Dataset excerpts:

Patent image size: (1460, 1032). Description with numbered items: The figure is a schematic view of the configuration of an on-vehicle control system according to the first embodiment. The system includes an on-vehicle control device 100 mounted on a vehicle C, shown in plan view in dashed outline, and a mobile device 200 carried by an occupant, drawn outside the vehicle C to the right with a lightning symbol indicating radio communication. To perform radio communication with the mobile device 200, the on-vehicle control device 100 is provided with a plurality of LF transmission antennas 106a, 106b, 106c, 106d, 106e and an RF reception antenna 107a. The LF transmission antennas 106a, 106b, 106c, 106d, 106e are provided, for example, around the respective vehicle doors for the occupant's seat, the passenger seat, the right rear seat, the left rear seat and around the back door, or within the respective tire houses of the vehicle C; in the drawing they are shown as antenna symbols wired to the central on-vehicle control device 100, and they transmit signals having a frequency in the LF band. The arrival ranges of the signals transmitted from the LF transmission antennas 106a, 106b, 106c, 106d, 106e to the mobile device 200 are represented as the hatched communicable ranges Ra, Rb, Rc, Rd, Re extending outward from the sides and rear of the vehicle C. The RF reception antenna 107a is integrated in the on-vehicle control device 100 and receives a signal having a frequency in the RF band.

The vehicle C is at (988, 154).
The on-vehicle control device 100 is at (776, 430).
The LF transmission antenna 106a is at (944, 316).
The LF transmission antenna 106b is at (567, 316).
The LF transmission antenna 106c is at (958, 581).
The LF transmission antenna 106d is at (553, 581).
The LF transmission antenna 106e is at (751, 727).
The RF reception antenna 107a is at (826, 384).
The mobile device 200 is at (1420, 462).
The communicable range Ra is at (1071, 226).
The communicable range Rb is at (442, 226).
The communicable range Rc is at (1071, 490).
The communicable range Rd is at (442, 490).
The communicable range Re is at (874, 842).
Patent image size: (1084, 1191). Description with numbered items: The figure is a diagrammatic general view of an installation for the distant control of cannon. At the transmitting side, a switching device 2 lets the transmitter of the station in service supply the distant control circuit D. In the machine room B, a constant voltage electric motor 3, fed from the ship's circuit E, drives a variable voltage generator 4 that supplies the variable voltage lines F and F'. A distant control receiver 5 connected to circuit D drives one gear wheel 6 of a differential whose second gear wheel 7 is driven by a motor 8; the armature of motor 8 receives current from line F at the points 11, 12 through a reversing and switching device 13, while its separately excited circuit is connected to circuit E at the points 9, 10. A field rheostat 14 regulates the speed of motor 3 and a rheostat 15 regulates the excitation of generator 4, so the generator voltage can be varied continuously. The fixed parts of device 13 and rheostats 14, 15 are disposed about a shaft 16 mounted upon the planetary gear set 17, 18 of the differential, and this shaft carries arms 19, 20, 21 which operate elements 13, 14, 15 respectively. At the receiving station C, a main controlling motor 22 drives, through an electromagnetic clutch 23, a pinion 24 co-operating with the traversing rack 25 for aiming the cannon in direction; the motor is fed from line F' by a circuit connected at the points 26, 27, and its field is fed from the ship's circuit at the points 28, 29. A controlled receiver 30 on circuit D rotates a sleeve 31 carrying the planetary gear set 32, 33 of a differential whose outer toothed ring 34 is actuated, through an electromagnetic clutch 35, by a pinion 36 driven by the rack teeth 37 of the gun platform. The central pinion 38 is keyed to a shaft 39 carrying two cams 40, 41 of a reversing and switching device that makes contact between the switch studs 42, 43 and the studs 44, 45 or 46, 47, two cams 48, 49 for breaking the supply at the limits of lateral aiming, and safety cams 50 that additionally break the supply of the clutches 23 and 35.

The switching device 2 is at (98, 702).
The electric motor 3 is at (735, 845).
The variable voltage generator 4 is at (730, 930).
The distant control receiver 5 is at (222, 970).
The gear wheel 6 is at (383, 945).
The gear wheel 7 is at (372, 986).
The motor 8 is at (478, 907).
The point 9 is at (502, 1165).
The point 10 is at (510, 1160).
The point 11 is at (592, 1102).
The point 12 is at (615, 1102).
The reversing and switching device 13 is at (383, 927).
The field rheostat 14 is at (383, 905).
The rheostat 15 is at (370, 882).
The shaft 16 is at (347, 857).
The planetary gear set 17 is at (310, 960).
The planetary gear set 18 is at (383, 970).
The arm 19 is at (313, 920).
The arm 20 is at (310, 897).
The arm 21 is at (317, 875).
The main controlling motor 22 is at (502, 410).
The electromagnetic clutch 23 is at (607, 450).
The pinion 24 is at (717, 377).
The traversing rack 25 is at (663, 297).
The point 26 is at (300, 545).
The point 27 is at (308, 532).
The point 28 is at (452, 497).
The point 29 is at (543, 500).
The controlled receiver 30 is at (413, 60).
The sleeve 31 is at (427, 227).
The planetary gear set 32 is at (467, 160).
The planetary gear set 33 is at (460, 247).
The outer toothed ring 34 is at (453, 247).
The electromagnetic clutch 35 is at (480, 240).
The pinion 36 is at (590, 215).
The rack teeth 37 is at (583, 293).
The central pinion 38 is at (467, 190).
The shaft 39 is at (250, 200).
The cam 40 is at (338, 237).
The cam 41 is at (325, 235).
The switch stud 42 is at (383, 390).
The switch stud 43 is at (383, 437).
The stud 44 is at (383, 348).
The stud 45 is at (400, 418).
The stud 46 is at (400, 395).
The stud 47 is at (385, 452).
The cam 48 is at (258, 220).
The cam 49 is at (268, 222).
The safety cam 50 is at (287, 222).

GOAL OF THE EXERCISE: Reproduce the entire listing above line for line, without altering a single character.

TASK SOLUTION:
Patent image size: (1460, 1032). Description with numbered items: The figure is a schematic view of the configuration of an on-vehicle control system according to the first embodiment. The system includes an on-vehicle control device 100 mounted on a vehicle C, shown in plan view in dashed outline, and a mobile device 200 carried by an occupant, drawn outside the vehicle C to the right with a lightning symbol indicating radio communication. To perform radio communication with the mobile device 200, the on-vehicle control device 100 is provided with a plurality of LF transmission antennas 106a, 106b, 106c, 106d, 106e and an RF reception antenna 107a. The LF transmission antennas 106a, 106b, 106c, 106d, 106e are provided, for example, around the respective vehicle doors for the occupant's seat, the passenger seat, the right rear seat, the left rear seat and around the back door, or within the respective tire houses of the vehicle C; in the drawing they are shown as antenna symbols wired to the central on-vehicle control device 100, and they transmit signals having a frequency in the LF band. The arrival ranges of the signals transmitted from the LF transmission antennas 106a, 106b, 106c, 106d, 106e to the mobile device 200 are represented as the hatched communicable ranges Ra, Rb, Rc, Rd, Re extending outward from the sides and rear of the vehicle C. The RF reception antenna 107a is integrated in the on-vehicle control device 100 and receives a signal having a frequency in the RF band.

The vehicle C is at (988, 154).
The on-vehicle control device 100 is at (776, 430).
The LF transmission antenna 106a is at (944, 316).
The LF transmission antenna 106b is at (567, 316).
The LF transmission antenna 106c is at (958, 581).
The LF transmission antenna 106d is at (553, 581).
The LF transmission antenna 106e is at (751, 727).
The RF reception antenna 107a is at (826, 384).
The mobile device 200 is at (1420, 462).
The communicable range Ra is at (1071, 226).
The communicable range Rb is at (442, 226).
The communicable range Rc is at (1071, 490).
The communicable range Rd is at (442, 490).
The communicable range Re is at (874, 842).
Patent image size: (1084, 1191). Description with numbered items: The figure is a diagrammatic general view of an installation for the distant control of cannon. At the transmitting side, a switching device 2 lets the transmitter of the station in service supply the distant control circuit D. In the machine room B, a constant voltage electric motor 3, fed from the ship's circuit E, drives a variable voltage generator 4 that supplies the variable voltage lines F and F'. A distant control receiver 5 connected to circuit D drives one gear wheel 6 of a differential whose second gear wheel 7 is driven by a motor 8; the armature of motor 8 receives current from line F at the points 11, 12 through a reversing and switching device 13, while its separately excited circuit is connected to circuit E at the points 9, 10. A field rheostat 14 regulates the speed of motor 3 and a rheostat 15 regulates the excitation of generator 4, so the generator voltage can be varied continuously. The fixed parts of device 13 and rheostats 14, 15 are disposed about a shaft 16 mounted upon the planetary gear set 17, 18 of the differential, and this shaft carries arms 19, 20, 21 which operate elements 13, 14, 15 respectively. At the receiving station C, a main controlling motor 22 drives, through an electromagnetic clutch 23, a pinion 24 co-operating with the traversing rack 25 for aiming the cannon in direction; the motor is fed from line F' by a circuit connected at the points 26, 27, and its field is fed from the ship's circuit at the points 28, 29. A controlled receiver 30 on circuit D rotates a sleeve 31 carrying the planetary gear set 32, 33 of a differential whose outer toothed ring 34 is actuated, through an electromagnetic clutch 35, by a pinion 36 driven by the rack teeth 37 of the gun platform. The central pinion 38 is keyed to a shaft 39 carrying two cams 40, 41 of a reversing and switching device that makes contact between the switch studs 42, 43 and the studs 44, 45 or 46, 47, two cams 48, 49 for breaking the supply at the limits of lateral aiming, and safety cams 50 that additionally break the supply of the clutches 23 and 35.

The switching device 2 is at (98, 702).
The electric motor 3 is at (735, 845).
The variable voltage generator 4 is at (730, 930).
The distant control receiver 5 is at (222, 970).
The gear wheel 6 is at (383, 945).
The gear wheel 7 is at (372, 986).
The motor 8 is at (478, 907).
The point 9 is at (502, 1165).
The point 10 is at (510, 1160).
The point 11 is at (592, 1102).
The point 12 is at (615, 1102).
The reversing and switching device 13 is at (383, 927).
The field rheostat 14 is at (383, 905).
The rheostat 15 is at (370, 882).
The shaft 16 is at (347, 857).
The planetary gear set 17 is at (310, 960).
The planetary gear set 18 is at (383, 970).
The arm 19 is at (313, 920).
The arm 20 is at (310, 897).
The arm 21 is at (317, 875).
The main controlling motor 22 is at (502, 410).
The electromagnetic clutch 23 is at (607, 450).
The pinion 24 is at (717, 377).
The traversing rack 25 is at (663, 297).
The point 26 is at (300, 545).
The point 27 is at (308, 532).
The point 28 is at (452, 497).
The point 29 is at (543, 500).
The controlled receiver 30 is at (413, 60).
The sleeve 31 is at (427, 227).
The planetary gear set 32 is at (467, 160).
The planetary gear set 33 is at (460, 247).
The outer toothed ring 34 is at (453, 247).
The electromagnetic clutch 35 is at (480, 240).
The pinion 36 is at (590, 215).
The rack teeth 37 is at (583, 293).
The central pinion 38 is at (467, 190).
The shaft 39 is at (250, 200).
The cam 40 is at (338, 237).
The cam 41 is at (325, 235).
The switch stud 42 is at (383, 390).
The switch stud 43 is at (383, 437).
The stud 44 is at (383, 348).
The stud 45 is at (400, 418).
The stud 46 is at (400, 395).
The stud 47 is at (385, 452).
The cam 48 is at (258, 220).
The cam 49 is at (268, 222).
The safety cam 50 is at (287, 222).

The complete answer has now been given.